* [WORK REQUIRED]:
Pick out the lines below that contain the string "chevron" and copy them all.

* [ITEMS]:

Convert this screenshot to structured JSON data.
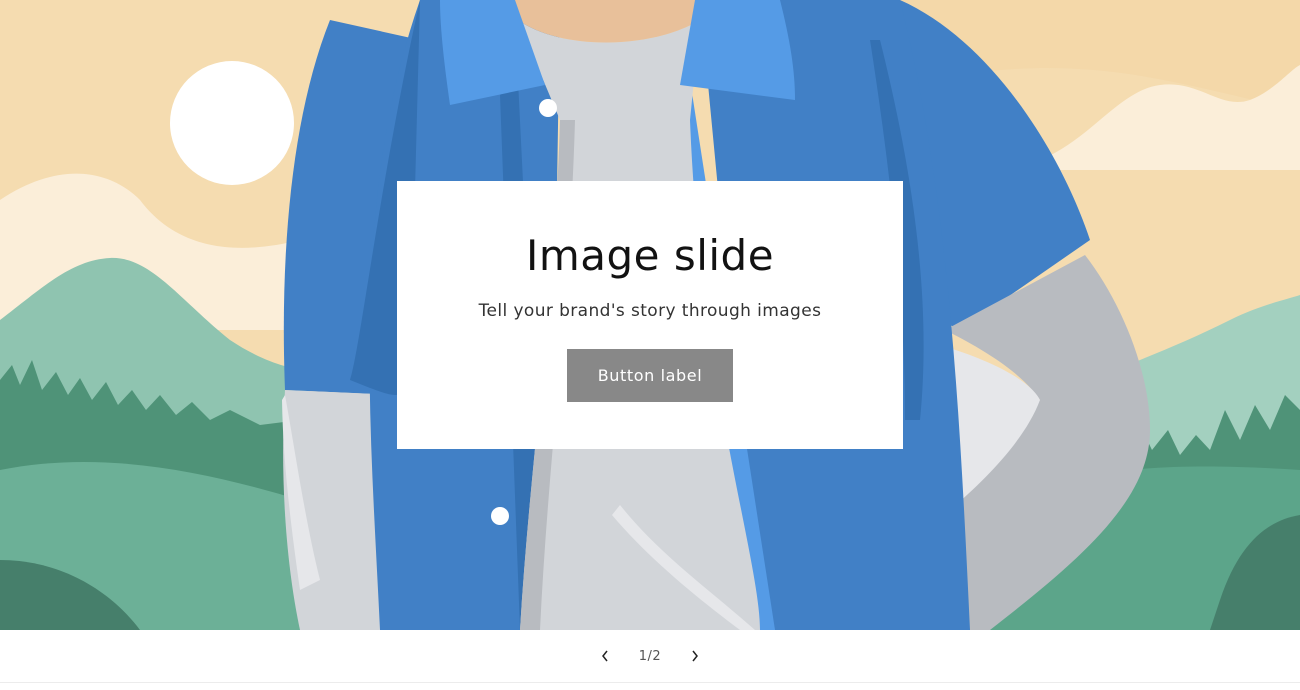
{
  "slideshow": {
    "slide": {
      "heading": "Image slide",
      "subheading": "Tell your brand's story through images",
      "button_label": "Button label"
    },
    "counter": "1/2",
    "prev_icon": "chevron-left-icon",
    "next_icon": "chevron-right-icon"
  },
  "colors": {
    "sky": "#f5dcb0",
    "sun": "#ffffff",
    "shirt": "#4180c6",
    "shirt_light": "#559be6",
    "tee": "#d2d5d9",
    "hills": "#5ca58a",
    "button": "#888888"
  }
}
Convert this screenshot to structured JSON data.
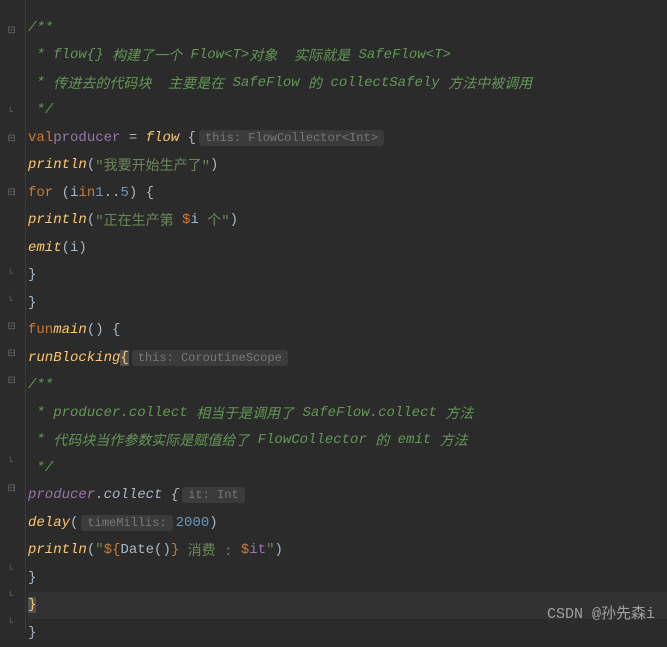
{
  "doc": {
    "l1": "/**",
    "l2a": " * flow{}",
    "l2b": " 构建了一个 ",
    "l2c": "Flow<T>",
    "l2d": "对象  实际就是 ",
    "l2e": "SafeFlow<T>",
    "l3a": " * ",
    "l3b": "传进去的代码块  主要是在 ",
    "l3c": "SafeFlow",
    "l3d": " 的 ",
    "l3e": "collectSafely",
    "l3f": " 方法中被调用",
    "l4": " */"
  },
  "kw": {
    "val": "val",
    "for": "for",
    "in": "in",
    "fun": "fun"
  },
  "code": {
    "producer": "producer",
    "eq": " = ",
    "flow": "flow",
    "openB": " {",
    "println": "println",
    "p1str": "\"我要开始生产了\"",
    "closeP": ")",
    "forOpen": " (",
    "i": "i",
    "range1": "1",
    "dotdot": "..",
    "range2": "5",
    "forClose": ") {",
    "p2str1": "\"正在生产第 ",
    "p2str2": " 个\"",
    "emit": "emit",
    "emitArg": "(i)",
    "closeB": "}",
    "main": "main",
    "mainParens": "() {",
    "runBlocking": "runBlocking",
    "doc2_1": "/**",
    "doc2_2a": " * producer.collect",
    "doc2_2b": " 相当于是调用了 ",
    "doc2_2c": "SafeFlow.collect",
    "doc2_2d": " 方法",
    "doc2_3a": " * ",
    "doc2_3b": "代码块当作参数实际是赋值给了 ",
    "doc2_3c": "FlowCollector",
    "doc2_3d": " 的 ",
    "doc2_3e": "emit",
    "doc2_3f": " 方法",
    "doc2_4": " */",
    "collect": ".collect {",
    "delay": "delay",
    "delayOpen": "(",
    "delayNum": "2000",
    "delayClose": ")",
    "p3open": "(",
    "p3q1": "\"",
    "date": "Date",
    "dateCall": "()",
    "p3mid": " 消费 : ",
    "it": "it",
    "p3q2": "\"",
    "dollar": "$",
    "lbrace": "{",
    "rbrace": "}"
  },
  "hints": {
    "flowCollector": "this: FlowCollector<Int>",
    "coroutineScope": "this: CoroutineScope",
    "itInt": "it: Int",
    "timeMillis": "timeMillis:"
  },
  "watermark": "CSDN @孙先森i"
}
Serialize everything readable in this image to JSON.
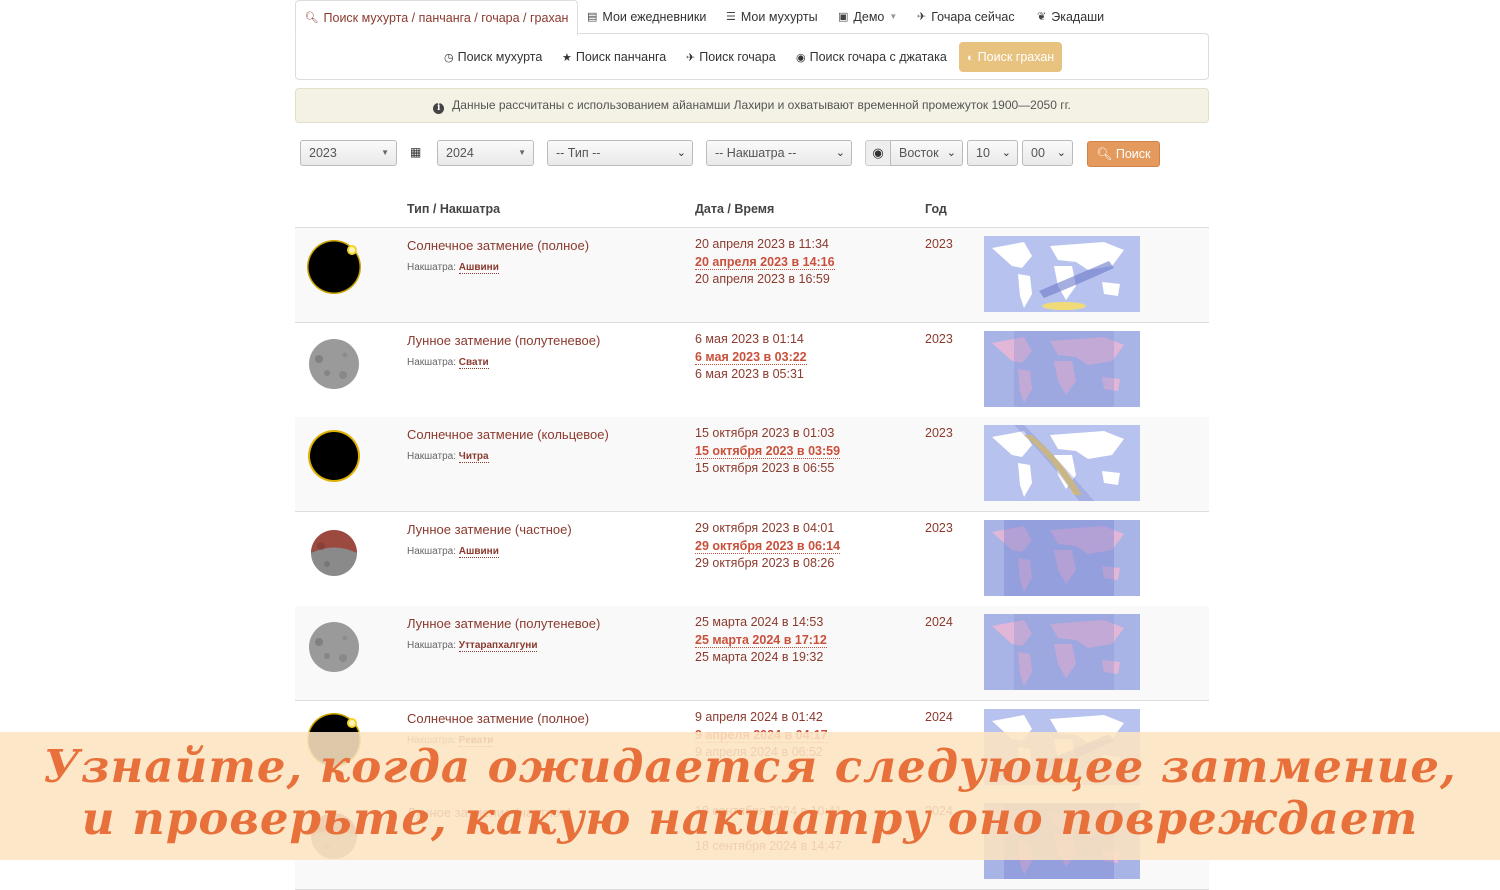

* [FULL SOLUTION]:
    "prev_icon": "chevron-left-icon",
    "next_icon": "chevron-right-icon"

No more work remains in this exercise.